● INSTRUCTIONS FOR THE TASK
Transcribe every line of the records verbatim.

(Extracted records)

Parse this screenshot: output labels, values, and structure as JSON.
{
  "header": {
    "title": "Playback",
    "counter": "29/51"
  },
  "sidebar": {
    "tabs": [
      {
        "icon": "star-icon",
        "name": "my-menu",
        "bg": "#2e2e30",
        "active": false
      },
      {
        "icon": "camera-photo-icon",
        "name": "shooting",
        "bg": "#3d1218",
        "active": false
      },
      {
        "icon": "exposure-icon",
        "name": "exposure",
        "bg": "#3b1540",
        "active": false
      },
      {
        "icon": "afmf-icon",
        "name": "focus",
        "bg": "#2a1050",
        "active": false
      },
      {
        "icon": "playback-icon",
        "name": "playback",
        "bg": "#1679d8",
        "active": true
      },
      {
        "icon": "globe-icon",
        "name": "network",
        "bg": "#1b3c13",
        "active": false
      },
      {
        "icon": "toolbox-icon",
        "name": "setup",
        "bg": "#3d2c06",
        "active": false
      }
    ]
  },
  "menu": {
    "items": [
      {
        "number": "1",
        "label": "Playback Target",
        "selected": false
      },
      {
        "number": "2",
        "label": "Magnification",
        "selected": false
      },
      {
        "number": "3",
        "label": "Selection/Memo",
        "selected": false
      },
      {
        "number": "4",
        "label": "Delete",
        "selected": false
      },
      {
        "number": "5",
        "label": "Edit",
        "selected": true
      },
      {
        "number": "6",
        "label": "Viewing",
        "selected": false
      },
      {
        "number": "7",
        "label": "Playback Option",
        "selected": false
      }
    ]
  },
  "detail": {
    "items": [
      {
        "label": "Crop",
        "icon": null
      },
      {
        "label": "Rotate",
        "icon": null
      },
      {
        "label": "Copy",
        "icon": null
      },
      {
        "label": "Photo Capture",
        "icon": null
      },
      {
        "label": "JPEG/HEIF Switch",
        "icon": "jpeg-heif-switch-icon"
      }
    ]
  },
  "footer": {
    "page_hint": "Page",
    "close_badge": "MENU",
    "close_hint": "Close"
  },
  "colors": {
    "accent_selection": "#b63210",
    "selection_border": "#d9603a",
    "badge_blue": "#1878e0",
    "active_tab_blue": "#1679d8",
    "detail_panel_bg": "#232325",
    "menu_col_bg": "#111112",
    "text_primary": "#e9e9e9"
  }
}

● EXPECTED OUTPUT
Parse this screenshot: output labels, values, and structure as JSON.
{
  "header": {
    "title": "Playback",
    "counter": "29/51"
  },
  "sidebar": {
    "tabs": [
      {
        "icon": "star-icon",
        "name": "my-menu",
        "bg": "#2e2e30",
        "active": false
      },
      {
        "icon": "camera-photo-icon",
        "name": "shooting",
        "bg": "#3d1218",
        "active": false
      },
      {
        "icon": "exposure-icon",
        "name": "exposure",
        "bg": "#3b1540",
        "active": false
      },
      {
        "icon": "afmf-icon",
        "name": "focus",
        "bg": "#2a1050",
        "active": false
      },
      {
        "icon": "playback-icon",
        "name": "playback",
        "bg": "#1679d8",
        "active": true
      },
      {
        "icon": "globe-icon",
        "name": "network",
        "bg": "#1b3c13",
        "active": false
      },
      {
        "icon": "toolbox-icon",
        "name": "setup",
        "bg": "#3d2c06",
        "active": false
      }
    ]
  },
  "menu": {
    "items": [
      {
        "number": "1",
        "label": "Playback Target",
        "selected": false
      },
      {
        "number": "2",
        "label": "Magnification",
        "selected": false
      },
      {
        "number": "3",
        "label": "Selection/Memo",
        "selected": false
      },
      {
        "number": "4",
        "label": "Delete",
        "selected": false
      },
      {
        "number": "5",
        "label": "Edit",
        "selected": true
      },
      {
        "number": "6",
        "label": "Viewing",
        "selected": false
      },
      {
        "number": "7",
        "label": "Playback Option",
        "selected": false
      }
    ]
  },
  "detail": {
    "items": [
      {
        "label": "Crop",
        "icon": null
      },
      {
        "label": "Rotate",
        "icon": null
      },
      {
        "label": "Copy",
        "icon": null
      },
      {
        "label": "Photo Capture",
        "icon": null
      },
      {
        "label": "JPEG/HEIF Switch",
        "icon": "jpeg-heif-switch-icon"
      }
    ]
  },
  "footer": {
    "page_hint": "Page",
    "close_badge": "MENU",
    "close_hint": "Close"
  },
  "colors": {
    "accent_selection": "#b63210",
    "selection_border": "#d9603a",
    "badge_blue": "#1878e0",
    "active_tab_blue": "#1679d8",
    "detail_panel_bg": "#232325",
    "menu_col_bg": "#111112",
    "text_primary": "#e9e9e9"
  }
}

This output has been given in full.